• _Direction_: Reproduce the entries exactly.

╭─ Data supplied

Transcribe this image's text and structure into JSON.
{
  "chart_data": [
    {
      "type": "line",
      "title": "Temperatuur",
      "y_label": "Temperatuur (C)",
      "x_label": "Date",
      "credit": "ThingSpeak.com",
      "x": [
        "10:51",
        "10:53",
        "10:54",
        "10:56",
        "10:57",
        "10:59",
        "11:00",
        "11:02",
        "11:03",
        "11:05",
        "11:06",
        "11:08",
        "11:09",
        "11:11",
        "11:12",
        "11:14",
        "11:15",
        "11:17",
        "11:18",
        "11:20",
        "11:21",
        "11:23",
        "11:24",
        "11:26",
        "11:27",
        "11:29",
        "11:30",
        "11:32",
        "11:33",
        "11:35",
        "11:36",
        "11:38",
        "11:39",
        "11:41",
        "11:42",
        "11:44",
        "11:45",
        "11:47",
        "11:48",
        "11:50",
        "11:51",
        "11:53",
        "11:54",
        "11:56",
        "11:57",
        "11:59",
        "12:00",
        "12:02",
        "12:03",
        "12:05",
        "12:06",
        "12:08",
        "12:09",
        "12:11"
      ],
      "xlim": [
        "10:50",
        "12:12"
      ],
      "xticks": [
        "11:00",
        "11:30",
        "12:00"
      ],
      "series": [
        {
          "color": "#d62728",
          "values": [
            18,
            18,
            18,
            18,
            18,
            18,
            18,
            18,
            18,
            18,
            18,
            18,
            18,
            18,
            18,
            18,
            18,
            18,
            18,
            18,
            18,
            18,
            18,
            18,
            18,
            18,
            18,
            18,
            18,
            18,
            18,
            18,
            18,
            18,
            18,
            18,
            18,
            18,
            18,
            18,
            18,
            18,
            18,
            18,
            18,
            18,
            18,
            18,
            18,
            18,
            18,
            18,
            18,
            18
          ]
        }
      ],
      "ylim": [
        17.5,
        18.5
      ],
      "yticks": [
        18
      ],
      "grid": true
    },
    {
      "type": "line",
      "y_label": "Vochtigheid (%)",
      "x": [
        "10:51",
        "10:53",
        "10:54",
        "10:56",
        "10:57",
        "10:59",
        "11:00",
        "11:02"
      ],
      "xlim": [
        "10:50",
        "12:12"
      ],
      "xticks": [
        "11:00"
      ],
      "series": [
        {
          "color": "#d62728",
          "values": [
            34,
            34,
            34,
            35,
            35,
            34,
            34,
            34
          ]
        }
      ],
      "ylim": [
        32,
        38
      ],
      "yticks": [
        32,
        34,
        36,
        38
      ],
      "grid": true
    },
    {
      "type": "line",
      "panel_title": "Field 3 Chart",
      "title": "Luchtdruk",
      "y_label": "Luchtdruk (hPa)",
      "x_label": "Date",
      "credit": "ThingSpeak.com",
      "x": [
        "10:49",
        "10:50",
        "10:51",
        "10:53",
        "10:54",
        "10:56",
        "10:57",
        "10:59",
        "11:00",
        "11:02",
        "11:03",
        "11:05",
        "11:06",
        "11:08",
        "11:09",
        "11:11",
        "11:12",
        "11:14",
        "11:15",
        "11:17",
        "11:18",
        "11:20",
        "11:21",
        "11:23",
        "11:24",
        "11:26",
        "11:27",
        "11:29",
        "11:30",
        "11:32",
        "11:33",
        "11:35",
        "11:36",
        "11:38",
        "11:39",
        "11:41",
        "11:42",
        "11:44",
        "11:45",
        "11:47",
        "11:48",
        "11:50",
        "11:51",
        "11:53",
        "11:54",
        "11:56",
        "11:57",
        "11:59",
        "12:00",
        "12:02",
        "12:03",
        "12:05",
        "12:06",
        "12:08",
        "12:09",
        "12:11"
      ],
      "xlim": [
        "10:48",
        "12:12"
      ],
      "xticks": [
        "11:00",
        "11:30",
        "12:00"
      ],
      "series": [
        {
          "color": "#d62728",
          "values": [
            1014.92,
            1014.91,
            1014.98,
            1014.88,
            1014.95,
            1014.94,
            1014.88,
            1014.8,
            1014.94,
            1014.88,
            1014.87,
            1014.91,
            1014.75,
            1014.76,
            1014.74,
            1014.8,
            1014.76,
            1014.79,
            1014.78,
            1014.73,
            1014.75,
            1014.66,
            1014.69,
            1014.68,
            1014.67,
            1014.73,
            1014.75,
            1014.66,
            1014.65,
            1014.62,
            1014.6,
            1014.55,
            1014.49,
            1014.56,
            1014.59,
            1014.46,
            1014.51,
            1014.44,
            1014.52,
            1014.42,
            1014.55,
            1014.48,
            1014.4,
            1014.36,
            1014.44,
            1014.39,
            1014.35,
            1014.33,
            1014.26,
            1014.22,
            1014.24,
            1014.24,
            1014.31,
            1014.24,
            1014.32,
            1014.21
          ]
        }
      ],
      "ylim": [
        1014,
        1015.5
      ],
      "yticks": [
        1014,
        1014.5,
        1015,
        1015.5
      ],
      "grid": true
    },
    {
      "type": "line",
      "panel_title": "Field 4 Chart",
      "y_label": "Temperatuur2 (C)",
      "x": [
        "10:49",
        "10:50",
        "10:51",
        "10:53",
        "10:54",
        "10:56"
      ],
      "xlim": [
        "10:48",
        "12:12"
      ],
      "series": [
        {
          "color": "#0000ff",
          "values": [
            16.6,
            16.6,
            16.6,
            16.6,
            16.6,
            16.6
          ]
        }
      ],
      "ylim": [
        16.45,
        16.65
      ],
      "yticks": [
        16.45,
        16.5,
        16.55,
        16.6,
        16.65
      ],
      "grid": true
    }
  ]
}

╰─

• _Correct result_:
Transcribe this image's text and structure into JSON.
{
  "chart_data": [
    {
      "type": "line",
      "title": "Temperatuur",
      "y_label": "Temperatuur (C)",
      "x_label": "Date",
      "credit": "ThingSpeak.com",
      "x": [
        "10:51",
        "10:53",
        "10:54",
        "10:56",
        "10:57",
        "10:59",
        "11:00",
        "11:02",
        "11:03",
        "11:05",
        "11:06",
        "11:08",
        "11:09",
        "11:11",
        "11:12",
        "11:14",
        "11:15",
        "11:17",
        "11:18",
        "11:20",
        "11:21",
        "11:23",
        "11:24",
        "11:26",
        "11:27",
        "11:29",
        "11:30",
        "11:32",
        "11:33",
        "11:35",
        "11:36",
        "11:38",
        "11:39",
        "11:41",
        "11:42",
        "11:44",
        "11:45",
        "11:47",
        "11:48",
        "11:50",
        "11:51",
        "11:53",
        "11:54",
        "11:56",
        "11:57",
        "11:59",
        "12:00",
        "12:02",
        "12:03",
        "12:05",
        "12:06",
        "12:08",
        "12:09",
        "12:11"
      ],
      "xlim": [
        "10:50",
        "12:12"
      ],
      "xticks": [
        "11:00",
        "11:30",
        "12:00"
      ],
      "series": [
        {
          "color": "#d62728",
          "values": [
            18,
            18,
            18,
            18,
            18,
            18,
            18,
            18,
            18,
            18,
            18,
            18,
            18,
            18,
            18,
            18,
            18,
            18,
            18,
            18,
            18,
            18,
            18,
            18,
            18,
            18,
            18,
            18,
            18,
            18,
            18,
            18,
            18,
            18,
            18,
            18,
            18,
            18,
            18,
            18,
            18,
            18,
            18,
            18,
            18,
            18,
            18,
            18,
            18,
            18,
            18,
            18,
            18,
            18
          ]
        }
      ],
      "ylim": [
        17.5,
        18.5
      ],
      "yticks": [
        18
      ],
      "grid": true
    },
    {
      "type": "line",
      "y_label": "Vochtigheid (%)",
      "x": [
        "10:51",
        "10:53",
        "10:54",
        "10:56",
        "10:57",
        "10:59",
        "11:00",
        "11:02"
      ],
      "xlim": [
        "10:50",
        "12:12"
      ],
      "xticks": [
        "11:00"
      ],
      "series": [
        {
          "color": "#d62728",
          "values": [
            34,
            34,
            34,
            35,
            35,
            34,
            34,
            34
          ]
        }
      ],
      "ylim": [
        32,
        38
      ],
      "yticks": [
        32,
        34,
        36,
        38
      ],
      "grid": true
    },
    {
      "type": "line",
      "panel_title": "Field 3 Chart",
      "title": "Luchtdruk",
      "y_label": "Luchtdruk (hPa)",
      "x_label": "Date",
      "credit": "ThingSpeak.com",
      "x": [
        "10:49",
        "10:50",
        "10:51",
        "10:53",
        "10:54",
        "10:56",
        "10:57",
        "10:59",
        "11:00",
        "11:02",
        "11:03",
        "11:05",
        "11:06",
        "11:08",
        "11:09",
        "11:11",
        "11:12",
        "11:14",
        "11:15",
        "11:17",
        "11:18",
        "11:20",
        "11:21",
        "11:23",
        "11:24",
        "11:26",
        "11:27",
        "11:29",
        "11:30",
        "11:32",
        "11:33",
        "11:35",
        "11:36",
        "11:38",
        "11:39",
        "11:41",
        "11:42",
        "11:44",
        "11:45",
        "11:47",
        "11:48",
        "11:50",
        "11:51",
        "11:53",
        "11:54",
        "11:56",
        "11:57",
        "11:59",
        "12:00",
        "12:02",
        "12:03",
        "12:05",
        "12:06",
        "12:08",
        "12:09",
        "12:11"
      ],
      "xlim": [
        "10:48",
        "12:12"
      ],
      "xticks": [
        "11:00",
        "11:30",
        "12:00"
      ],
      "series": [
        {
          "color": "#d62728",
          "values": [
            1014.92,
            1014.91,
            1014.98,
            1014.88,
            1014.95,
            1014.94,
            1014.88,
            1014.8,
            1014.94,
            1014.88,
            1014.87,
            1014.91,
            1014.75,
            1014.76,
            1014.74,
            1014.8,
            1014.76,
            1014.79,
            1014.78,
            1014.73,
            1014.75,
            1014.66,
            1014.69,
            1014.68,
            1014.67,
            1014.73,
            1014.75,
            1014.66,
            1014.65,
            1014.62,
            1014.6,
            1014.55,
            1014.49,
            1014.56,
            1014.59,
            1014.46,
            1014.51,
            1014.44,
            1014.52,
            1014.42,
            1014.55,
            1014.48,
            1014.4,
            1014.36,
            1014.44,
            1014.39,
            1014.35,
            1014.33,
            1014.26,
            1014.22,
            1014.24,
            1014.24,
            1014.31,
            1014.24,
            1014.32,
            1014.21
          ]
        }
      ],
      "ylim": [
        1014,
        1015.5
      ],
      "yticks": [
        1014,
        1014.5,
        1015,
        1015.5
      ],
      "grid": true
    },
    {
      "type": "line",
      "panel_title": "Field 4 Chart",
      "y_label": "Temperatuur2 (C)",
      "x": [
        "10:49",
        "10:50",
        "10:51",
        "10:53",
        "10:54",
        "10:56"
      ],
      "xlim": [
        "10:48",
        "12:12"
      ],
      "series": [
        {
          "color": "#0000ff",
          "values": [
            16.6,
            16.6,
            16.6,
            16.6,
            16.6,
            16.6
          ]
        }
      ],
      "ylim": [
        16.45,
        16.65
      ],
      "yticks": [
        16.45,
        16.5,
        16.55,
        16.6,
        16.65
      ],
      "grid": true
    }
  ]
}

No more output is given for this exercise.